• [AIM]: Rewrite the lines as a numbered list, skipping any blank ones, starting with the first line and ending with the line containing "column-divider [571, 307, 572, 1044]", both included.

------------------------

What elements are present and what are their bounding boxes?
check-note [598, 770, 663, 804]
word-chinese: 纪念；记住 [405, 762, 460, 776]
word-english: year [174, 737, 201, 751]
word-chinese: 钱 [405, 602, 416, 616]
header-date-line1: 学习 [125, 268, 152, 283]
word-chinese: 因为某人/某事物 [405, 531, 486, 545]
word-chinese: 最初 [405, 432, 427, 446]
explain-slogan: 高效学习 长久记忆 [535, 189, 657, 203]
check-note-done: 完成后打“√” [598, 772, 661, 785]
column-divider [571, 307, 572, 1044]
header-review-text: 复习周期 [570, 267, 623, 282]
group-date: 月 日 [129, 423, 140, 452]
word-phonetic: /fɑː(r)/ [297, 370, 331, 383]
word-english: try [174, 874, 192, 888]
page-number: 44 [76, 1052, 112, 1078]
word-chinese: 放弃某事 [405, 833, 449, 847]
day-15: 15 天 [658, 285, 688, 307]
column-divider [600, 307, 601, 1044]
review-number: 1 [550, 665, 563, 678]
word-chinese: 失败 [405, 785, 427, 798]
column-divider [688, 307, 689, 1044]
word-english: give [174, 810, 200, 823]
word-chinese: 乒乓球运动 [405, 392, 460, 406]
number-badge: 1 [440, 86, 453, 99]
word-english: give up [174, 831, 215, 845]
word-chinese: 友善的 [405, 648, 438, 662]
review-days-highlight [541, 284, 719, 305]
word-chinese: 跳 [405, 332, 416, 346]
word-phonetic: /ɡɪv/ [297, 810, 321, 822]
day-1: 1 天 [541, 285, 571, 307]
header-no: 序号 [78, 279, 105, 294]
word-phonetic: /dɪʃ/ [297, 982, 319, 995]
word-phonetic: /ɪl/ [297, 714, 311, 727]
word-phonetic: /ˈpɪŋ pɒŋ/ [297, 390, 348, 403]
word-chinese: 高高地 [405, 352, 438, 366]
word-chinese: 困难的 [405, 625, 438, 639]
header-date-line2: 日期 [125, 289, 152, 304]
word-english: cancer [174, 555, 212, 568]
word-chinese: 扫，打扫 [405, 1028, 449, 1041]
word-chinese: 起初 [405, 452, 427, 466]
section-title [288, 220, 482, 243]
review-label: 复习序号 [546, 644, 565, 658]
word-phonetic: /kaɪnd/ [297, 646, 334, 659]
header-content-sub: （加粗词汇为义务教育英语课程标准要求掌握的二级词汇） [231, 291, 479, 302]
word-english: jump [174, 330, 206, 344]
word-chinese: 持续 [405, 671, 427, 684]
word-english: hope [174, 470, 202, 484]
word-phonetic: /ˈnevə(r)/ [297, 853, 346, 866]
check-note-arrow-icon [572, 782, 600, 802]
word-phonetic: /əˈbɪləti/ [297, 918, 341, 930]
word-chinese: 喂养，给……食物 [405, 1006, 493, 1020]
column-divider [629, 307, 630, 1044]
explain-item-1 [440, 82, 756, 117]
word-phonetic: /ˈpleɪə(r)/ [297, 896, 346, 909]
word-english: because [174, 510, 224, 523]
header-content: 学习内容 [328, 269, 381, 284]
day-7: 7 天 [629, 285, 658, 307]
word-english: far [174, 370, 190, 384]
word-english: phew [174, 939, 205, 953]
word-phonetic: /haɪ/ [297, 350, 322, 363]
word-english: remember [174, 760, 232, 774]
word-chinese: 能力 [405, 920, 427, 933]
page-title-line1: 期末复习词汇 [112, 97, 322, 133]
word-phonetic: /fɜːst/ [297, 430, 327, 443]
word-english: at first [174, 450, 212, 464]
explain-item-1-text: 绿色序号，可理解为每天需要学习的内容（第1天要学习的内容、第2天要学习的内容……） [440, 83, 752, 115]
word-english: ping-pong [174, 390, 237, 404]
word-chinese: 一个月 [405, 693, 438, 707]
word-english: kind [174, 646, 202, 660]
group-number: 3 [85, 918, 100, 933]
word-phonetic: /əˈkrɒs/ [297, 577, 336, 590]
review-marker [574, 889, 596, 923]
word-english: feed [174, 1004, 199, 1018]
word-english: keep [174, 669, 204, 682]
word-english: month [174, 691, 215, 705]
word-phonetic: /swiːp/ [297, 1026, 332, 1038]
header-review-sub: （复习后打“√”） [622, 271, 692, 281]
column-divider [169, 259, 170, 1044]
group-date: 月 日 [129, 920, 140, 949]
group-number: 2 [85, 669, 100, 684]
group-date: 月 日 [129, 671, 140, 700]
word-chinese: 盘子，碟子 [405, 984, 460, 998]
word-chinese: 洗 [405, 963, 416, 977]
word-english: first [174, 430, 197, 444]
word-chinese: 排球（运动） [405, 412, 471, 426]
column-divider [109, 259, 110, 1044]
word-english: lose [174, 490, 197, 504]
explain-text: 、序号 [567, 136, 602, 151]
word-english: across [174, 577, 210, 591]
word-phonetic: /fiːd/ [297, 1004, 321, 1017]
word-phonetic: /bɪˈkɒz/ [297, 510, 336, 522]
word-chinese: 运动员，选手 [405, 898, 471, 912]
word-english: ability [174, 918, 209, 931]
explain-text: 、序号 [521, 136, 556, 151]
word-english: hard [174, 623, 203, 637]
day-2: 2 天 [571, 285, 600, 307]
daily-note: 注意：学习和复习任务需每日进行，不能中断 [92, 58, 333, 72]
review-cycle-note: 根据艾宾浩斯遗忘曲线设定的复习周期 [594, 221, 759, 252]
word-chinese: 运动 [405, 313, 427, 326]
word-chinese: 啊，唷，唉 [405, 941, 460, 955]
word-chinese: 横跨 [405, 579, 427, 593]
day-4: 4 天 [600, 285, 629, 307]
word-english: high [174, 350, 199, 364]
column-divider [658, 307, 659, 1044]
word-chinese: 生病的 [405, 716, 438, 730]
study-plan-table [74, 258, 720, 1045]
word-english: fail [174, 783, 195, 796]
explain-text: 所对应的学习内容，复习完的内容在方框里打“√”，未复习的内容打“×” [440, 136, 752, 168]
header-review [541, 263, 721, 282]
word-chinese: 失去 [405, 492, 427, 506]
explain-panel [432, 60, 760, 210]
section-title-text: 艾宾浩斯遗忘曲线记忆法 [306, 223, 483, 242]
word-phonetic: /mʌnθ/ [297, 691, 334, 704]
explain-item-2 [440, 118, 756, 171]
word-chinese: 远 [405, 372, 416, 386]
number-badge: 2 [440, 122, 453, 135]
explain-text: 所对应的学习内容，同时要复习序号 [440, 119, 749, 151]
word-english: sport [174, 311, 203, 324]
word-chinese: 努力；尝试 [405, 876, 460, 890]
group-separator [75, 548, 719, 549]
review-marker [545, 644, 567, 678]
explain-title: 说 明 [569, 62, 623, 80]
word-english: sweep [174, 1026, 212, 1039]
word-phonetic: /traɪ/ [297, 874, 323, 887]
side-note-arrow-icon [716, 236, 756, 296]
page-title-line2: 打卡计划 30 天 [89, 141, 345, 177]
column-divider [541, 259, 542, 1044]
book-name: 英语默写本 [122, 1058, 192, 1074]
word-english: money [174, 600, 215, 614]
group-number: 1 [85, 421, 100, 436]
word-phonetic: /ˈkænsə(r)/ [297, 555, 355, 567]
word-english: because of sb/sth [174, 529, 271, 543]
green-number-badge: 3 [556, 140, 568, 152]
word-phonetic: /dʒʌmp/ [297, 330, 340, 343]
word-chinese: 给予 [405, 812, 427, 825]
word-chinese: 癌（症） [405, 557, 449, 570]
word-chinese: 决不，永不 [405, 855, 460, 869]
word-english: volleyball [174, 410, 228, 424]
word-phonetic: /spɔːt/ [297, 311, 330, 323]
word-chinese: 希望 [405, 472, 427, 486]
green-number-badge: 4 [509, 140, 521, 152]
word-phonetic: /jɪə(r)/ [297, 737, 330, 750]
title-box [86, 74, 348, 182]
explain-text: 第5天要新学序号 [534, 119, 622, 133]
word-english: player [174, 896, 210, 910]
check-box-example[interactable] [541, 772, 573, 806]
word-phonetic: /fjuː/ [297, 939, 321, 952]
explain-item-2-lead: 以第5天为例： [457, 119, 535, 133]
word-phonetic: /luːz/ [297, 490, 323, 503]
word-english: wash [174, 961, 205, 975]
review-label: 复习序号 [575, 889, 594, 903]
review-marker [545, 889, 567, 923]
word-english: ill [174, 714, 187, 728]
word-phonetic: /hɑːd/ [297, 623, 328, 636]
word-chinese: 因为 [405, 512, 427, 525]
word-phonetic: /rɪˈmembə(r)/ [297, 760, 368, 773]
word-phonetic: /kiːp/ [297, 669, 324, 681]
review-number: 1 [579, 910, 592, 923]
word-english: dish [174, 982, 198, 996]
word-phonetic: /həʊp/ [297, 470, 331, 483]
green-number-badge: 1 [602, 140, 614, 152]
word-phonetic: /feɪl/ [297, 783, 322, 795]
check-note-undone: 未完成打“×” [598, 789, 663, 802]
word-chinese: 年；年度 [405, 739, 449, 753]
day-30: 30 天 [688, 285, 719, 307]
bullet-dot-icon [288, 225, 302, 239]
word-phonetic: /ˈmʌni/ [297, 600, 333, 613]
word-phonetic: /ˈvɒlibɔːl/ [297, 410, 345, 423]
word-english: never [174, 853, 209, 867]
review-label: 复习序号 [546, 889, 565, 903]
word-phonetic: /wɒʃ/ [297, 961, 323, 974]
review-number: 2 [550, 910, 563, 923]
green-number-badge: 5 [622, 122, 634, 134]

------------------------

• [FINISHED ANSWER]:
1. What elements are present and what are their bounding boxes?
2. check-note [598, 770, 663, 804]
3. word-chinese: 纪念；记住 [405, 762, 460, 776]
4. word-english: year [174, 737, 201, 751]
5. word-chinese: 钱 [405, 602, 416, 616]
6. header-date-line1: 学习 [125, 268, 152, 283]
7. word-chinese: 因为某人/某事物 [405, 531, 486, 545]
8. word-chinese: 最初 [405, 432, 427, 446]
9. explain-slogan: 高效学习 长久记忆 [535, 189, 657, 203]
10. check-note-done: 完成后打“√” [598, 772, 661, 785]
11. column-divider [571, 307, 572, 1044]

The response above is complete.